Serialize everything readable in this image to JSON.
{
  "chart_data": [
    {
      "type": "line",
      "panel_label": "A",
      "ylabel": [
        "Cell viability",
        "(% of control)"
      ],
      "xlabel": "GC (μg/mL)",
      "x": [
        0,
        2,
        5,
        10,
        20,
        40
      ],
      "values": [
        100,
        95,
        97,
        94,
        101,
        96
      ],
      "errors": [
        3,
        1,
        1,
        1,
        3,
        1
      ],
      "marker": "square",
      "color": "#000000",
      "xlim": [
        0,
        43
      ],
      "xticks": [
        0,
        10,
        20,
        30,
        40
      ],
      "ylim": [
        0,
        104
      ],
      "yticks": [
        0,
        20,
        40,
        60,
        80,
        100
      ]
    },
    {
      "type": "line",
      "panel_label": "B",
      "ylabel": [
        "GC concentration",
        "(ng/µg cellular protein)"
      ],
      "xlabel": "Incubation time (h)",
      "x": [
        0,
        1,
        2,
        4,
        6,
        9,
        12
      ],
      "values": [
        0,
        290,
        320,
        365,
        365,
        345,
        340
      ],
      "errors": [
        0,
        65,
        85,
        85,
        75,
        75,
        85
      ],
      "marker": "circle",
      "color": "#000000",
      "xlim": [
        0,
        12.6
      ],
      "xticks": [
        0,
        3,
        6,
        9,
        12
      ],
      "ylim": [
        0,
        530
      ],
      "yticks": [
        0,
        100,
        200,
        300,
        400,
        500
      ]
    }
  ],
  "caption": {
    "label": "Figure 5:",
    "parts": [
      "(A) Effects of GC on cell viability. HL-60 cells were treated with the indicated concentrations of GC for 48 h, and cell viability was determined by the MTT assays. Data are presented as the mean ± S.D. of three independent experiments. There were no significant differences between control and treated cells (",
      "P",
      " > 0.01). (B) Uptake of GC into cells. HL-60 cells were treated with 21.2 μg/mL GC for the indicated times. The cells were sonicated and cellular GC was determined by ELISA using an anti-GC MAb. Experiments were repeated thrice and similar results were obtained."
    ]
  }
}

==========

Work instruction. Repeat the data. Keep every word the same.

Reply to the task.
Serialize everything readable in this image to JSON.
{
  "chart_data": [
    {
      "type": "line",
      "panel_label": "A",
      "ylabel": [
        "Cell viability",
        "(% of control)"
      ],
      "xlabel": "GC (μg/mL)",
      "x": [
        0,
        2,
        5,
        10,
        20,
        40
      ],
      "values": [
        100,
        95,
        97,
        94,
        101,
        96
      ],
      "errors": [
        3,
        1,
        1,
        1,
        3,
        1
      ],
      "marker": "square",
      "color": "#000000",
      "xlim": [
        0,
        43
      ],
      "xticks": [
        0,
        10,
        20,
        30,
        40
      ],
      "ylim": [
        0,
        104
      ],
      "yticks": [
        0,
        20,
        40,
        60,
        80,
        100
      ]
    },
    {
      "type": "line",
      "panel_label": "B",
      "ylabel": [
        "GC concentration",
        "(ng/µg cellular protein)"
      ],
      "xlabel": "Incubation time (h)",
      "x": [
        0,
        1,
        2,
        4,
        6,
        9,
        12
      ],
      "values": [
        0,
        290,
        320,
        365,
        365,
        345,
        340
      ],
      "errors": [
        0,
        65,
        85,
        85,
        75,
        75,
        85
      ],
      "marker": "circle",
      "color": "#000000",
      "xlim": [
        0,
        12.6
      ],
      "xticks": [
        0,
        3,
        6,
        9,
        12
      ],
      "ylim": [
        0,
        530
      ],
      "yticks": [
        0,
        100,
        200,
        300,
        400,
        500
      ]
    }
  ],
  "caption": {
    "label": "Figure 5:",
    "parts": [
      "(A) Effects of GC on cell viability. HL-60 cells were treated with the indicated concentrations of GC for 48 h, and cell viability was determined by the MTT assays. Data are presented as the mean ± S.D. of three independent experiments. There were no significant differences between control and treated cells (",
      "P",
      " > 0.01). (B) Uptake of GC into cells. HL-60 cells were treated with 21.2 μg/mL GC for the indicated times. The cells were sonicated and cellular GC was determined by ELISA using an anti-GC MAb. Experiments were repeated thrice and similar results were obtained."
    ]
  }
}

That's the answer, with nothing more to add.